Task objective ▸ Drop every picture and give the entries back exactly.

** start Data excerpts **

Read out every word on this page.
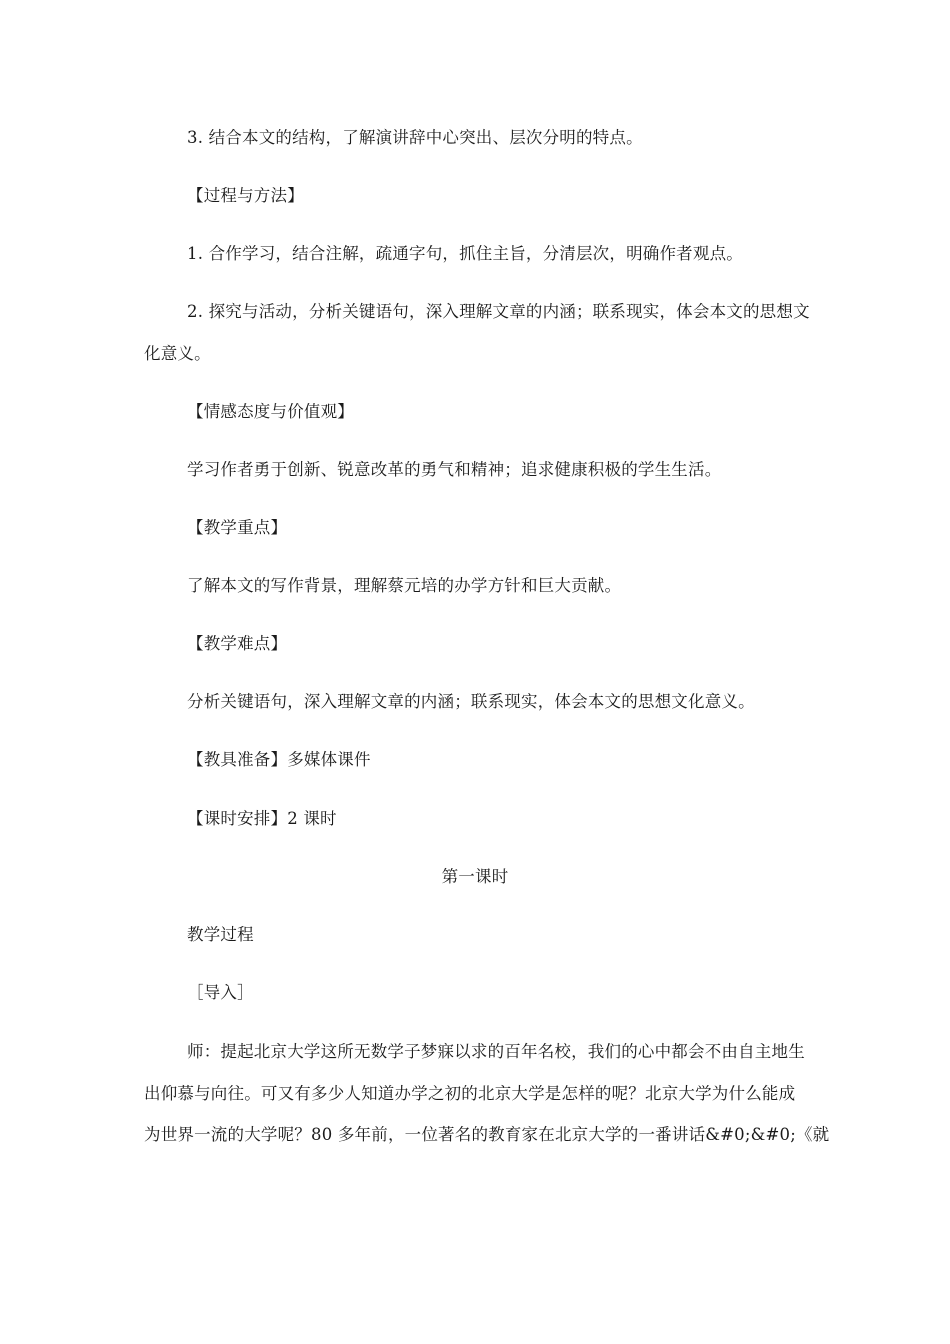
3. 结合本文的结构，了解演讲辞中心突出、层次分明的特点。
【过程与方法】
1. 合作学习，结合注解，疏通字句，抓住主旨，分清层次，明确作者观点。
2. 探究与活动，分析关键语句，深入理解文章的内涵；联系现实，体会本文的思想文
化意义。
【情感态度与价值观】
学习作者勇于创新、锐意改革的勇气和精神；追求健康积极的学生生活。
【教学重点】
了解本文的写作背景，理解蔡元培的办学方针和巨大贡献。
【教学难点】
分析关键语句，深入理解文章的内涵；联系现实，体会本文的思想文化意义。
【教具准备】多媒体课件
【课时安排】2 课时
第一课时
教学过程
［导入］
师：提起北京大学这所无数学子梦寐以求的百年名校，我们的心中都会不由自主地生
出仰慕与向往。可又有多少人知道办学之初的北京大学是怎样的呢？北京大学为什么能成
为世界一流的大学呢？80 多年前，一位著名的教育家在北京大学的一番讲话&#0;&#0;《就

** end Data excerpts **

Exercise response ▸
Read out every word on this page.
3. 结合本文的结构，了解演讲辞中心突出、层次分明的特点。
【过程与方法】
1. 合作学习，结合注解，疏通字句，抓住主旨，分清层次，明确作者观点。
2. 探究与活动，分析关键语句，深入理解文章的内涵；联系现实，体会本文的思想文
化意义。
【情感态度与价值观】
学习作者勇于创新、锐意改革的勇气和精神；追求健康积极的学生生活。
【教学重点】
了解本文的写作背景，理解蔡元培的办学方针和巨大贡献。
【教学难点】
分析关键语句，深入理解文章的内涵；联系现实，体会本文的思想文化意义。
【教具准备】多媒体课件
【课时安排】2 课时
第一课时
教学过程
［导入］
师：提起北京大学这所无数学子梦寐以求的百年名校，我们的心中都会不由自主地生
出仰慕与向往。可又有多少人知道办学之初的北京大学是怎样的呢？北京大学为什么能成
为世界一流的大学呢？80 多年前，一位著名的教育家在北京大学的一番讲话&#0;&#0;《就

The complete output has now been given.